start TASK DATA

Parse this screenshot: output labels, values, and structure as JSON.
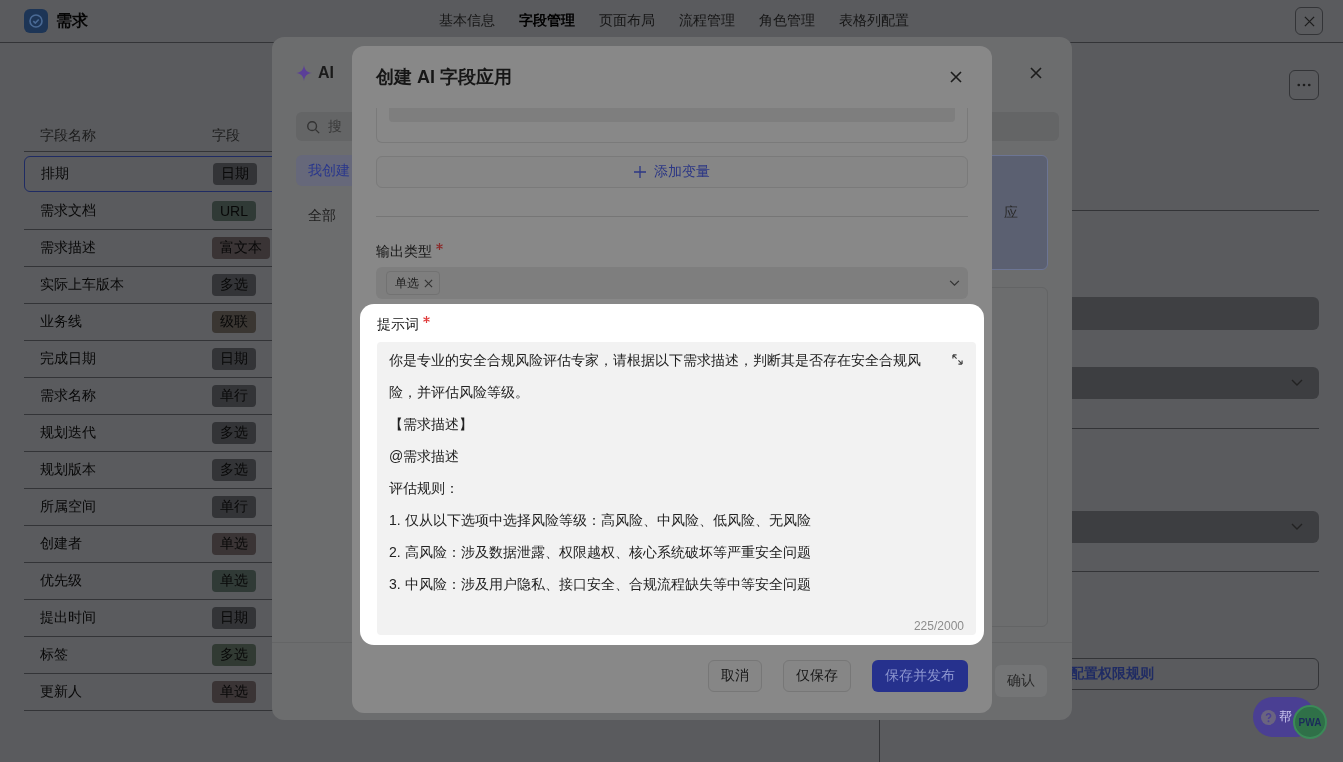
{
  "app": {
    "title": "需求"
  },
  "nav_tabs": [
    {
      "label": "基本信息",
      "selected": false
    },
    {
      "label": "字段管理",
      "selected": true
    },
    {
      "label": "页面布局",
      "selected": false
    },
    {
      "label": "流程管理",
      "selected": false
    },
    {
      "label": "角色管理",
      "selected": false
    },
    {
      "label": "表格列配置",
      "selected": false
    }
  ],
  "fields_table": {
    "columns": [
      "字段名称",
      "字段"
    ],
    "rows": [
      {
        "name": "排期",
        "type": "日期",
        "color": "#333437",
        "selected": true
      },
      {
        "name": "需求文档",
        "type": "URL",
        "color": "#303a36",
        "selected": false
      },
      {
        "name": "需求描述",
        "type": "富文本",
        "color": "#3a3435",
        "selected": false
      },
      {
        "name": "实际上车版本",
        "type": "多选",
        "color": "#333437",
        "selected": false
      },
      {
        "name": "业务线",
        "type": "级联",
        "color": "#3a3632",
        "selected": false
      },
      {
        "name": "完成日期",
        "type": "日期",
        "color": "#333437",
        "selected": false
      },
      {
        "name": "需求名称",
        "type": "单行",
        "color": "#333437",
        "selected": false
      },
      {
        "name": "规划迭代",
        "type": "多选",
        "color": "#333437",
        "selected": false
      },
      {
        "name": "规划版本",
        "type": "多选",
        "color": "#333437",
        "selected": false
      },
      {
        "name": "所属空间",
        "type": "单行",
        "color": "#333437",
        "selected": false
      },
      {
        "name": "创建者",
        "type": "单选",
        "color": "#3a3435",
        "selected": false
      },
      {
        "name": "优先级",
        "type": "单选",
        "color": "#303a36",
        "selected": false
      },
      {
        "name": "提出时间",
        "type": "日期",
        "color": "#333437",
        "selected": false
      },
      {
        "name": "标签",
        "type": "多选",
        "color": "#313a33",
        "selected": false
      },
      {
        "name": "更新人",
        "type": "单选",
        "color": "#3a3435",
        "selected": false
      }
    ]
  },
  "right_panel": {
    "permission_button": "配置权限规则"
  },
  "ai_dialog": {
    "title": "AI",
    "search_placeholder": "搜",
    "categories": [
      {
        "label": "我创建",
        "selected": true
      },
      {
        "label": "全部",
        "selected": false
      }
    ],
    "card_text": "应",
    "confirm_button": "确认"
  },
  "create_dialog": {
    "title": "创建 AI 字段应用",
    "add_variable": "添加变量",
    "output_type": {
      "label": "输出类型",
      "required": true,
      "tags": [
        "单选"
      ]
    },
    "prompt": {
      "label": "提示词",
      "required": true,
      "paragraphs": [
        "你是专业的安全合规风险评估专家，请根据以下需求描述，判断其是否存在安全合规风险，并评估风险等级。",
        "【需求描述】",
        "@需求描述",
        "评估规则：",
        "1. 仅从以下选项中选择风险等级：高风险、中风险、低风险、无风险",
        "2. 高风险：涉及数据泄露、权限越权、核心系统破坏等严重安全问题",
        "3. 中风险：涉及用户隐私、接口安全、合规流程缺失等中等安全问题"
      ],
      "counter": "225/2000"
    },
    "buttons": [
      {
        "label": "取消",
        "kind": "default"
      },
      {
        "label": "仅保存",
        "kind": "default"
      },
      {
        "label": "保存并发布",
        "kind": "primary"
      }
    ]
  },
  "help": {
    "label": "帮",
    "badge": "PWA"
  }
}
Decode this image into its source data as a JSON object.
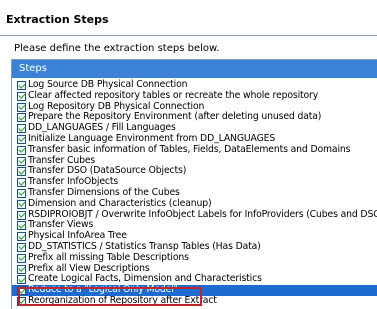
{
  "header": {
    "title": "Extraction Steps"
  },
  "description": "Please define the extraction steps below.",
  "grid": {
    "column_header": "Steps",
    "selected_index": 23,
    "steps": [
      {
        "label": "Log Source DB Physical Connection",
        "checked": true
      },
      {
        "label": "Clear affected repository tables or recreate the whole repository",
        "checked": true
      },
      {
        "label": "Log Repository DB Physical Connection",
        "checked": true
      },
      {
        "label": "Prepare the Repository Environment (after deleting unused data)",
        "checked": true
      },
      {
        "label": "DD_LANGUAGES / Fill Languages",
        "checked": true
      },
      {
        "label": "Initialize Language Environment from DD_LANGUAGES",
        "checked": true
      },
      {
        "label": "Transfer basic information of Tables, Fields, DataElements and Domains",
        "checked": true
      },
      {
        "label": "Transfer Cubes",
        "checked": true
      },
      {
        "label": "Transfer DSO (DataSource Objects)",
        "checked": true
      },
      {
        "label": "Transfer InfoObjects",
        "checked": true
      },
      {
        "label": "Transfer Dimensions of the Cubes",
        "checked": true
      },
      {
        "label": "Dimension and Characteristics (cleanup)",
        "checked": true
      },
      {
        "label": "RSDIPROIOBJT / Overwrite InfoObject Labels for InfoProviders (Cubes and DSOs)",
        "checked": true
      },
      {
        "label": "Transfer Views",
        "checked": true
      },
      {
        "label": "Physical InfoArea Tree",
        "checked": true
      },
      {
        "label": "DD_STATISTICS / Statistics Transp Tables (Has Data)",
        "checked": true
      },
      {
        "label": "Prefix all missing Table Descriptions",
        "checked": true
      },
      {
        "label": "Prefix all View Descriptions",
        "checked": true
      },
      {
        "label": "Create Logical Facts, Dimension and Characteristics",
        "checked": true
      },
      {
        "label": "Reduce to a \"Logical Only Model\"",
        "checked": true
      },
      {
        "label": "Reorganization of Repository after Extract",
        "checked": true
      }
    ]
  },
  "colors": {
    "header_blue": "#3b82d7",
    "selection_blue": "#1d6ad0",
    "highlight_red": "#c0272d",
    "check_green": "#21a121"
  },
  "icons": {
    "checkbox": "checkbox-checked-icon"
  }
}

end TASK DATA

### WRITTEN INSTRUCTION:
Which lines in the listing above hold the word "Logical"? Show each of them.

### COMPLETE RESPONSE:
        "label": "Create Logical Facts, Dimension and Characteristics",
        "label": "Reduce to a \"Logical Only Model\"",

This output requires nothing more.